Items from a figure collection:
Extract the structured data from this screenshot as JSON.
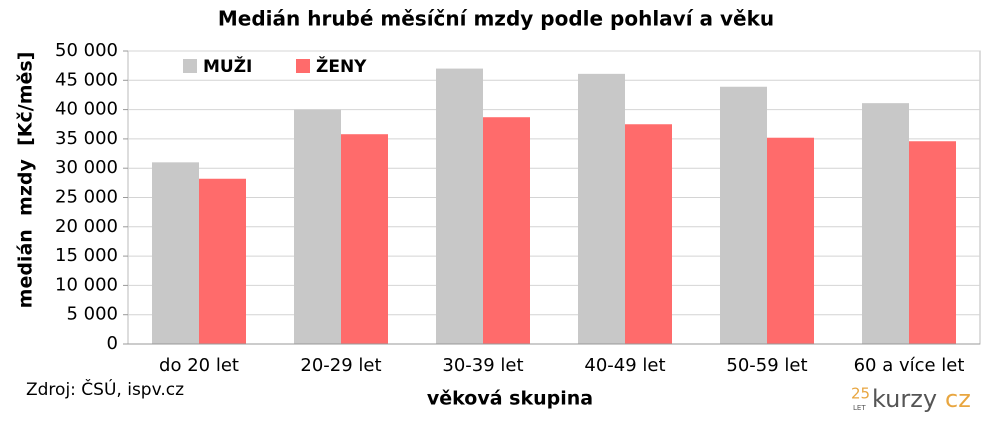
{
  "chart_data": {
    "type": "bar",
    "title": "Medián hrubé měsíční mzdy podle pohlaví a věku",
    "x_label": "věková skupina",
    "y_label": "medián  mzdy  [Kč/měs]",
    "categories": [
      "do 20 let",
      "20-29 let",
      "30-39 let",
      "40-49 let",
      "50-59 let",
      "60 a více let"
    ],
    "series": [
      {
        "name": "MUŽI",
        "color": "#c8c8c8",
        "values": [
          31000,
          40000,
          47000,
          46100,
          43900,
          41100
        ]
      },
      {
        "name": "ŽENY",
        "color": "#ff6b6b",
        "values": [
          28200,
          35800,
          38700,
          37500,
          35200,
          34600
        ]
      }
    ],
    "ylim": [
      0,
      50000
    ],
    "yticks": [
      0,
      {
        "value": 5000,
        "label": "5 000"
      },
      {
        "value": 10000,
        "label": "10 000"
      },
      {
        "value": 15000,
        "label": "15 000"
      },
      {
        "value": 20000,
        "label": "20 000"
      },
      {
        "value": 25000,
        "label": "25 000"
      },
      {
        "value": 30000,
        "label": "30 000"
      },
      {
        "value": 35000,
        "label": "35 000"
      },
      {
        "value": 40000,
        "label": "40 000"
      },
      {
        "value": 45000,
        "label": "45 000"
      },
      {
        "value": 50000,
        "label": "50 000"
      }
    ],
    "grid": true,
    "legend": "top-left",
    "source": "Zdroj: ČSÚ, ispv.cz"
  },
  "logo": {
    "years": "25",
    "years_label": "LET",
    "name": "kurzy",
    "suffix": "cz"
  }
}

---

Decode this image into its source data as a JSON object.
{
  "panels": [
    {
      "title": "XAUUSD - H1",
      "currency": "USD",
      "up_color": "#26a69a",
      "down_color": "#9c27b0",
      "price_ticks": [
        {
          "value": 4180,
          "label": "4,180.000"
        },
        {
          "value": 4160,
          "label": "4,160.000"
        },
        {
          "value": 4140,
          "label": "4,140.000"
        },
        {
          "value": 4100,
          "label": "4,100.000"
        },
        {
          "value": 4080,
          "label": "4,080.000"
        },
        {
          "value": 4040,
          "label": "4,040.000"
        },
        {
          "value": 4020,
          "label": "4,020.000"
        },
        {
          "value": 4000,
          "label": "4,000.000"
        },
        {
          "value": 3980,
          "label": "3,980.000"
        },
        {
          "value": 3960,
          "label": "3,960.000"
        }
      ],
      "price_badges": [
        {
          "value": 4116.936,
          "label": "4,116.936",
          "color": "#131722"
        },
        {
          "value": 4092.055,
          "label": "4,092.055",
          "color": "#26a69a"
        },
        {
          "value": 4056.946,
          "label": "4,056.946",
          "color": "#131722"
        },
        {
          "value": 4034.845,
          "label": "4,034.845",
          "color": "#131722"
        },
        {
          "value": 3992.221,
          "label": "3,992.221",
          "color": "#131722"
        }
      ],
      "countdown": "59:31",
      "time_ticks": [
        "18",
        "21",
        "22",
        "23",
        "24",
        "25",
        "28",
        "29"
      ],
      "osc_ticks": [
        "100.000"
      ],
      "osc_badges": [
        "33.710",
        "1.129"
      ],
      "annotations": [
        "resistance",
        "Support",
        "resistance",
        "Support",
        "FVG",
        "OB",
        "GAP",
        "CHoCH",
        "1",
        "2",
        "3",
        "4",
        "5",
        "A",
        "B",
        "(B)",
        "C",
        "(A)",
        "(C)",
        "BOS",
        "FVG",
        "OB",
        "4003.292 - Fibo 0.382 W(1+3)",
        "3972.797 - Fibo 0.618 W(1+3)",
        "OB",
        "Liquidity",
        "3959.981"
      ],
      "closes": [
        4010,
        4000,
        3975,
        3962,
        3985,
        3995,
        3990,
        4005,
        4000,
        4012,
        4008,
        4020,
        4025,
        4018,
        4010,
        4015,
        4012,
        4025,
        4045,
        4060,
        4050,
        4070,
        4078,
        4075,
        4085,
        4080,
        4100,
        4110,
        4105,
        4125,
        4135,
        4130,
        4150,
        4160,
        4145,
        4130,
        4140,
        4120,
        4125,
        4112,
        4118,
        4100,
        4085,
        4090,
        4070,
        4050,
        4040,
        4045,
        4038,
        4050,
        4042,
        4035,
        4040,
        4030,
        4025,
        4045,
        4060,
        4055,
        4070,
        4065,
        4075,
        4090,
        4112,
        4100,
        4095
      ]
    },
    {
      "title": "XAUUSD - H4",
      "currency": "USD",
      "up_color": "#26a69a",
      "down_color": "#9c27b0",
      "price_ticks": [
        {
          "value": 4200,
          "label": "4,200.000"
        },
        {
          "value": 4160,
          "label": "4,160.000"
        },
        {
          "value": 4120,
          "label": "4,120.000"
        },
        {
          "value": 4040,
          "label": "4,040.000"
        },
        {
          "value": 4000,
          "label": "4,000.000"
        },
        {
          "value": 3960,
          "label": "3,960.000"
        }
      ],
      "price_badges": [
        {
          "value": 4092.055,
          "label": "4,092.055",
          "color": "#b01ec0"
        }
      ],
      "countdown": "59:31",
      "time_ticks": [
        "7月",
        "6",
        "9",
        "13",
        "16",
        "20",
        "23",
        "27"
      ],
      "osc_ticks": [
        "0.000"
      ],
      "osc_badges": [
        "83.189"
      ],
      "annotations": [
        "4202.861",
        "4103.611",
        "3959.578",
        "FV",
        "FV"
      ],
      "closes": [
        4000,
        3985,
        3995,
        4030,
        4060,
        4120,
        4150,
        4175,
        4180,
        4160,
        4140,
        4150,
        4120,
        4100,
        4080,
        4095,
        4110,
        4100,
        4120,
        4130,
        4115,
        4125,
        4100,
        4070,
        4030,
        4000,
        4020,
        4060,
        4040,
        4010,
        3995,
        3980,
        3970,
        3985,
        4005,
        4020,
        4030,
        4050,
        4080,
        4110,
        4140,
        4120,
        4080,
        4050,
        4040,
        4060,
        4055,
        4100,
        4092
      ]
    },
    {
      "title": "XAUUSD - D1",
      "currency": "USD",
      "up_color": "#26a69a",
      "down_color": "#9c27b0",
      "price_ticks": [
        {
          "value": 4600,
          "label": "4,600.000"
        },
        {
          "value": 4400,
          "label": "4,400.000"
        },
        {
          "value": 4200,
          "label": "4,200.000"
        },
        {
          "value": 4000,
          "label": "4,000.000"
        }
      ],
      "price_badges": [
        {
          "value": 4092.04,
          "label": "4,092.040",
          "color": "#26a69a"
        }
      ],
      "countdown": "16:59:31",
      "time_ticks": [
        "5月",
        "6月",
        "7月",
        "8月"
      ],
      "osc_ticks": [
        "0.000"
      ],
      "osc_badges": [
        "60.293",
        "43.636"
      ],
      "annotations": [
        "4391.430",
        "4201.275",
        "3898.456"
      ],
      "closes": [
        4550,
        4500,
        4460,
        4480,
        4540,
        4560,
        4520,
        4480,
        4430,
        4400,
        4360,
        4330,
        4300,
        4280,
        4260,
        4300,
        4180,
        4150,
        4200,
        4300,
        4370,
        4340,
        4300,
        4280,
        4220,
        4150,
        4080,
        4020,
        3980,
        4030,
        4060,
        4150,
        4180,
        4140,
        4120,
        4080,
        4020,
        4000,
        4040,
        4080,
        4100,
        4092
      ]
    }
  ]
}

--

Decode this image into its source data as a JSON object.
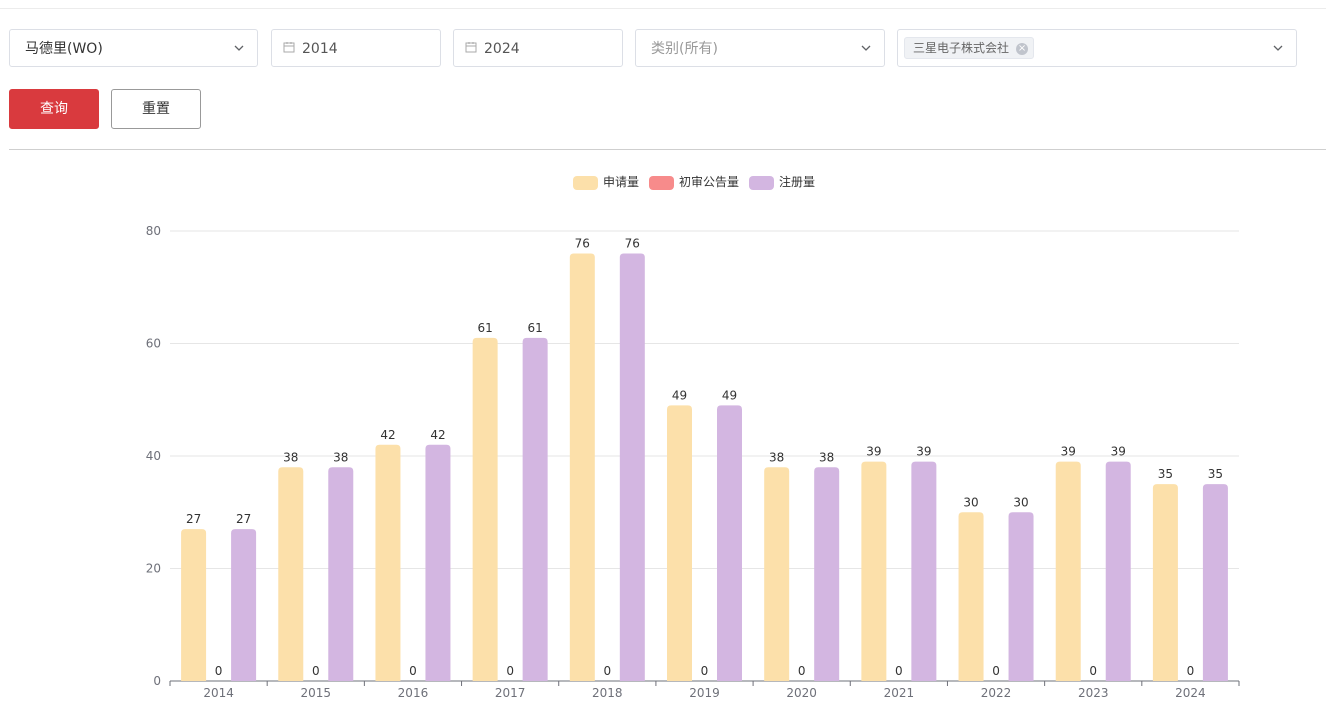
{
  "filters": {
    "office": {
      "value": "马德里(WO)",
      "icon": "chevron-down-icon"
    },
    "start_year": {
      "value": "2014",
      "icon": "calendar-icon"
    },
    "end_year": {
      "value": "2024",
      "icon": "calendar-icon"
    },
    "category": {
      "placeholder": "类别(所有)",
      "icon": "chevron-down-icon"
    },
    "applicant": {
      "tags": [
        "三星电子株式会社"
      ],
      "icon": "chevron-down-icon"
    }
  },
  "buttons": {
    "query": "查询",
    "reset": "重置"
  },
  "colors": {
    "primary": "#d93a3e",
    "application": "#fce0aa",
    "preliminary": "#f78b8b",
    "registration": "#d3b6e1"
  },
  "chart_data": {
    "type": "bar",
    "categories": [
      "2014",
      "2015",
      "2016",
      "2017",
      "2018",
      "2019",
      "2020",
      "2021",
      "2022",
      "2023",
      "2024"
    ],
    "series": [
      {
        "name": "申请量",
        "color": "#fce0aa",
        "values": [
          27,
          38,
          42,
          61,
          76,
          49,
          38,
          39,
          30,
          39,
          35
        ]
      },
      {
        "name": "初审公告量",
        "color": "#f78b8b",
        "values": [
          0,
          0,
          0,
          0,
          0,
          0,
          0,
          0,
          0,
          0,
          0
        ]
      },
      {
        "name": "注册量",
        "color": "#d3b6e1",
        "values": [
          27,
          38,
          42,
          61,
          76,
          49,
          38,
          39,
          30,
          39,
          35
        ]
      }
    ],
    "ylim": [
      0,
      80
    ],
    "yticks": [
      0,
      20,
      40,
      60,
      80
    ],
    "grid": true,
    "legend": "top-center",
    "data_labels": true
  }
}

Your instructions: Extract all lines from the material above that include the word "mzdy".

Reply to the exercise:
    "title": "Medián hrubé měsíční mzdy podle pohlaví a věku",
    "y_label": "medián  mzdy  [Kč/měs]",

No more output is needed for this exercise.